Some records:
• • • • • • •

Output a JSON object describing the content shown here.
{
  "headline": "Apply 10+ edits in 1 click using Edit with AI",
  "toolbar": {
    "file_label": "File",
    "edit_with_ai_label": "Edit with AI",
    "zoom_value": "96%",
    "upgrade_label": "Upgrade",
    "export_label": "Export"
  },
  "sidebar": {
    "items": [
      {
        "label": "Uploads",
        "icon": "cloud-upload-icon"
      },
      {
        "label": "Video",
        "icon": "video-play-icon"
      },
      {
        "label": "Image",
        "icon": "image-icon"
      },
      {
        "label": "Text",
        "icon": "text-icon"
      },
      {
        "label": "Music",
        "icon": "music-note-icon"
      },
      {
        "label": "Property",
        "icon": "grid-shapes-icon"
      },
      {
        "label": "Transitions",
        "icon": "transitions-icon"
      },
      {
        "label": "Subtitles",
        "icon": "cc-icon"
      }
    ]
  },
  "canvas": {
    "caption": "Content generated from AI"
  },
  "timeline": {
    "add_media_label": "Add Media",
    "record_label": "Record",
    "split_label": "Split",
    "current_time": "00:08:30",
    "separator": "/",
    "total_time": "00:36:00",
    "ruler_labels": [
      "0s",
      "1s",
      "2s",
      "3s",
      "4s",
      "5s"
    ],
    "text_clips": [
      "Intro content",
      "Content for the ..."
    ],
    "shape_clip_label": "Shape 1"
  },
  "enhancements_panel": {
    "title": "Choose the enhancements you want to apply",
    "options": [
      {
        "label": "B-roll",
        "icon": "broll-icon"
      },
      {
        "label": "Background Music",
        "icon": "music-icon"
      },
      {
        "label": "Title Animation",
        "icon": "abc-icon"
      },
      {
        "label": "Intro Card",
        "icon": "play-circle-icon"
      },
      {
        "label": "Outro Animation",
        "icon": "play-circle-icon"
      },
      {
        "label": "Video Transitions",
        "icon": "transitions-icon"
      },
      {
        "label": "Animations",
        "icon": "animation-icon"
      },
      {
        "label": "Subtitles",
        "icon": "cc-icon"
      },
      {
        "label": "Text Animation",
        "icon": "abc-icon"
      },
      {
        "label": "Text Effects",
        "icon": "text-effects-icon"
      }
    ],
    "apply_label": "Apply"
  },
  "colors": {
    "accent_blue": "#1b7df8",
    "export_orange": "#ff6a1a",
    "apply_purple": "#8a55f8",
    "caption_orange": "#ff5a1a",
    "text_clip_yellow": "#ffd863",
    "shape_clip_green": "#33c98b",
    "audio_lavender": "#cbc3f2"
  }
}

• • • • • • •

> The problem: Set down the material above again, word for word.

> Problem solution:
Output a JSON object describing the content shown here.
{
  "headline": "Apply 10+ edits in 1 click using Edit with AI",
  "toolbar": {
    "file_label": "File",
    "edit_with_ai_label": "Edit with AI",
    "zoom_value": "96%",
    "upgrade_label": "Upgrade",
    "export_label": "Export"
  },
  "sidebar": {
    "items": [
      {
        "label": "Uploads",
        "icon": "cloud-upload-icon"
      },
      {
        "label": "Video",
        "icon": "video-play-icon"
      },
      {
        "label": "Image",
        "icon": "image-icon"
      },
      {
        "label": "Text",
        "icon": "text-icon"
      },
      {
        "label": "Music",
        "icon": "music-note-icon"
      },
      {
        "label": "Property",
        "icon": "grid-shapes-icon"
      },
      {
        "label": "Transitions",
        "icon": "transitions-icon"
      },
      {
        "label": "Subtitles",
        "icon": "cc-icon"
      }
    ]
  },
  "canvas": {
    "caption": "Content generated from AI"
  },
  "timeline": {
    "add_media_label": "Add Media",
    "record_label": "Record",
    "split_label": "Split",
    "current_time": "00:08:30",
    "separator": "/",
    "total_time": "00:36:00",
    "ruler_labels": [
      "0s",
      "1s",
      "2s",
      "3s",
      "4s",
      "5s"
    ],
    "text_clips": [
      "Intro content",
      "Content for the ..."
    ],
    "shape_clip_label": "Shape 1"
  },
  "enhancements_panel": {
    "title": "Choose the enhancements you want to apply",
    "options": [
      {
        "label": "B-roll",
        "icon": "broll-icon"
      },
      {
        "label": "Background Music",
        "icon": "music-icon"
      },
      {
        "label": "Title Animation",
        "icon": "abc-icon"
      },
      {
        "label": "Intro Card",
        "icon": "play-circle-icon"
      },
      {
        "label": "Outro Animation",
        "icon": "play-circle-icon"
      },
      {
        "label": "Video Transitions",
        "icon": "transitions-icon"
      },
      {
        "label": "Animations",
        "icon": "animation-icon"
      },
      {
        "label": "Subtitles",
        "icon": "cc-icon"
      },
      {
        "label": "Text Animation",
        "icon": "abc-icon"
      },
      {
        "label": "Text Effects",
        "icon": "text-effects-icon"
      }
    ],
    "apply_label": "Apply"
  },
  "colors": {
    "accent_blue": "#1b7df8",
    "export_orange": "#ff6a1a",
    "apply_purple": "#8a55f8",
    "caption_orange": "#ff5a1a",
    "text_clip_yellow": "#ffd863",
    "shape_clip_green": "#33c98b",
    "audio_lavender": "#cbc3f2"
  }
}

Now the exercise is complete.